>> start Entries supplied
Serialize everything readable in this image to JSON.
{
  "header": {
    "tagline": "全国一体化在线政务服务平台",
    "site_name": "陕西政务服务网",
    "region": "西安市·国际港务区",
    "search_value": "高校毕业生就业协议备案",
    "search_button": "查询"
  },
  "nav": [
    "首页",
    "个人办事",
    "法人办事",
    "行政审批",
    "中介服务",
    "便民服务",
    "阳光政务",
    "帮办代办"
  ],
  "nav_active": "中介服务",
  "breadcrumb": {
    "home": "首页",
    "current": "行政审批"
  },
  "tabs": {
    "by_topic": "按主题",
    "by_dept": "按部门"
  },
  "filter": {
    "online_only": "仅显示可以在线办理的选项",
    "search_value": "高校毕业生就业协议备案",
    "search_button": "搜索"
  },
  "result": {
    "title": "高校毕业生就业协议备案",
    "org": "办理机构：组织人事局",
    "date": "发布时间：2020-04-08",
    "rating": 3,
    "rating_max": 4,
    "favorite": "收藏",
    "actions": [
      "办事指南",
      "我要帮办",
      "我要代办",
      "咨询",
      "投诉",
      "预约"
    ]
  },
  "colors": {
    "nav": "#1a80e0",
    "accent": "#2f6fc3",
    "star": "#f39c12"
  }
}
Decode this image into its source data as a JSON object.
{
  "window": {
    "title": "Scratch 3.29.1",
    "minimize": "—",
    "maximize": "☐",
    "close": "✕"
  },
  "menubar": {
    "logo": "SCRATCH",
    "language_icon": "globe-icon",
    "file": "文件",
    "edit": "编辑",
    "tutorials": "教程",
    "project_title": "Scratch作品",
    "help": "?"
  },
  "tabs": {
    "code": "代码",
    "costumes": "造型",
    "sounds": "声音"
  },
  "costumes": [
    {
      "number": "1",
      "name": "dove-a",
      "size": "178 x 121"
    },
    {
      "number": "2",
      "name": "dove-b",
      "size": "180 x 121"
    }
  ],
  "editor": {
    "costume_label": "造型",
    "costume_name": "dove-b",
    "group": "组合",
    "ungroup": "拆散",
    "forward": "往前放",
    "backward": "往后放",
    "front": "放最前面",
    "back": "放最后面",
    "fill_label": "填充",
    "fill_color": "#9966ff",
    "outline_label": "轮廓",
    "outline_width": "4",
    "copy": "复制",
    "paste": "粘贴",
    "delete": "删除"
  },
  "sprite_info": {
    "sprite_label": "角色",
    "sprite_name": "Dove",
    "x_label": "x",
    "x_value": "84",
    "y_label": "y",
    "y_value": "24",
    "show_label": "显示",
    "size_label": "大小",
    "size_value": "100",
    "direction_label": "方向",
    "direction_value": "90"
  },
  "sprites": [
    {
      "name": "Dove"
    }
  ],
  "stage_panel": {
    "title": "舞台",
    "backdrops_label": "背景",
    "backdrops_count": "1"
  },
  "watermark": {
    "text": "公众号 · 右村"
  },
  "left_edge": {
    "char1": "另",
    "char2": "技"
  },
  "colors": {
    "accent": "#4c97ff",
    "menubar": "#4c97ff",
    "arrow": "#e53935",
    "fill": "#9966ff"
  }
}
>> end Entries supplied
Problem requirements >>
Copy out all of the lines above exactly.

Answer for this exercise >>
Serialize everything readable in this image to JSON.
{
  "header": {
    "tagline": "全国一体化在线政务服务平台",
    "site_name": "陕西政务服务网",
    "region": "西安市·国际港务区",
    "search_value": "高校毕业生就业协议备案",
    "search_button": "查询"
  },
  "nav": [
    "首页",
    "个人办事",
    "法人办事",
    "行政审批",
    "中介服务",
    "便民服务",
    "阳光政务",
    "帮办代办"
  ],
  "nav_active": "中介服务",
  "breadcrumb": {
    "home": "首页",
    "current": "行政审批"
  },
  "tabs": {
    "by_topic": "按主题",
    "by_dept": "按部门"
  },
  "filter": {
    "online_only": "仅显示可以在线办理的选项",
    "search_value": "高校毕业生就业协议备案",
    "search_button": "搜索"
  },
  "result": {
    "title": "高校毕业生就业协议备案",
    "org": "办理机构：组织人事局",
    "date": "发布时间：2020-04-08",
    "rating": 3,
    "rating_max": 4,
    "favorite": "收藏",
    "actions": [
      "办事指南",
      "我要帮办",
      "我要代办",
      "咨询",
      "投诉",
      "预约"
    ]
  },
  "colors": {
    "nav": "#1a80e0",
    "accent": "#2f6fc3",
    "star": "#f39c12"
  }
}
Decode this image into its source data as a JSON object.
{
  "window": {
    "title": "Scratch 3.29.1",
    "minimize": "—",
    "maximize": "☐",
    "close": "✕"
  },
  "menubar": {
    "logo": "SCRATCH",
    "language_icon": "globe-icon",
    "file": "文件",
    "edit": "编辑",
    "tutorials": "教程",
    "project_title": "Scratch作品",
    "help": "?"
  },
  "tabs": {
    "code": "代码",
    "costumes": "造型",
    "sounds": "声音"
  },
  "costumes": [
    {
      "number": "1",
      "name": "dove-a",
      "size": "178 x 121"
    },
    {
      "number": "2",
      "name": "dove-b",
      "size": "180 x 121"
    }
  ],
  "editor": {
    "costume_label": "造型",
    "costume_name": "dove-b",
    "group": "组合",
    "ungroup": "拆散",
    "forward": "往前放",
    "backward": "往后放",
    "front": "放最前面",
    "back": "放最后面",
    "fill_label": "填充",
    "fill_color": "#9966ff",
    "outline_label": "轮廓",
    "outline_width": "4",
    "copy": "复制",
    "paste": "粘贴",
    "delete": "删除"
  },
  "sprite_info": {
    "sprite_label": "角色",
    "sprite_name": "Dove",
    "x_label": "x",
    "x_value": "84",
    "y_label": "y",
    "y_value": "24",
    "show_label": "显示",
    "size_label": "大小",
    "size_value": "100",
    "direction_label": "方向",
    "direction_value": "90"
  },
  "sprites": [
    {
      "name": "Dove"
    }
  ],
  "stage_panel": {
    "title": "舞台",
    "backdrops_label": "背景",
    "backdrops_count": "1"
  },
  "watermark": {
    "text": "公众号 · 右村"
  },
  "left_edge": {
    "char1": "另",
    "char2": "技"
  },
  "colors": {
    "accent": "#4c97ff",
    "menubar": "#4c97ff",
    "arrow": "#e53935",
    "fill": "#9966ff"
  }
}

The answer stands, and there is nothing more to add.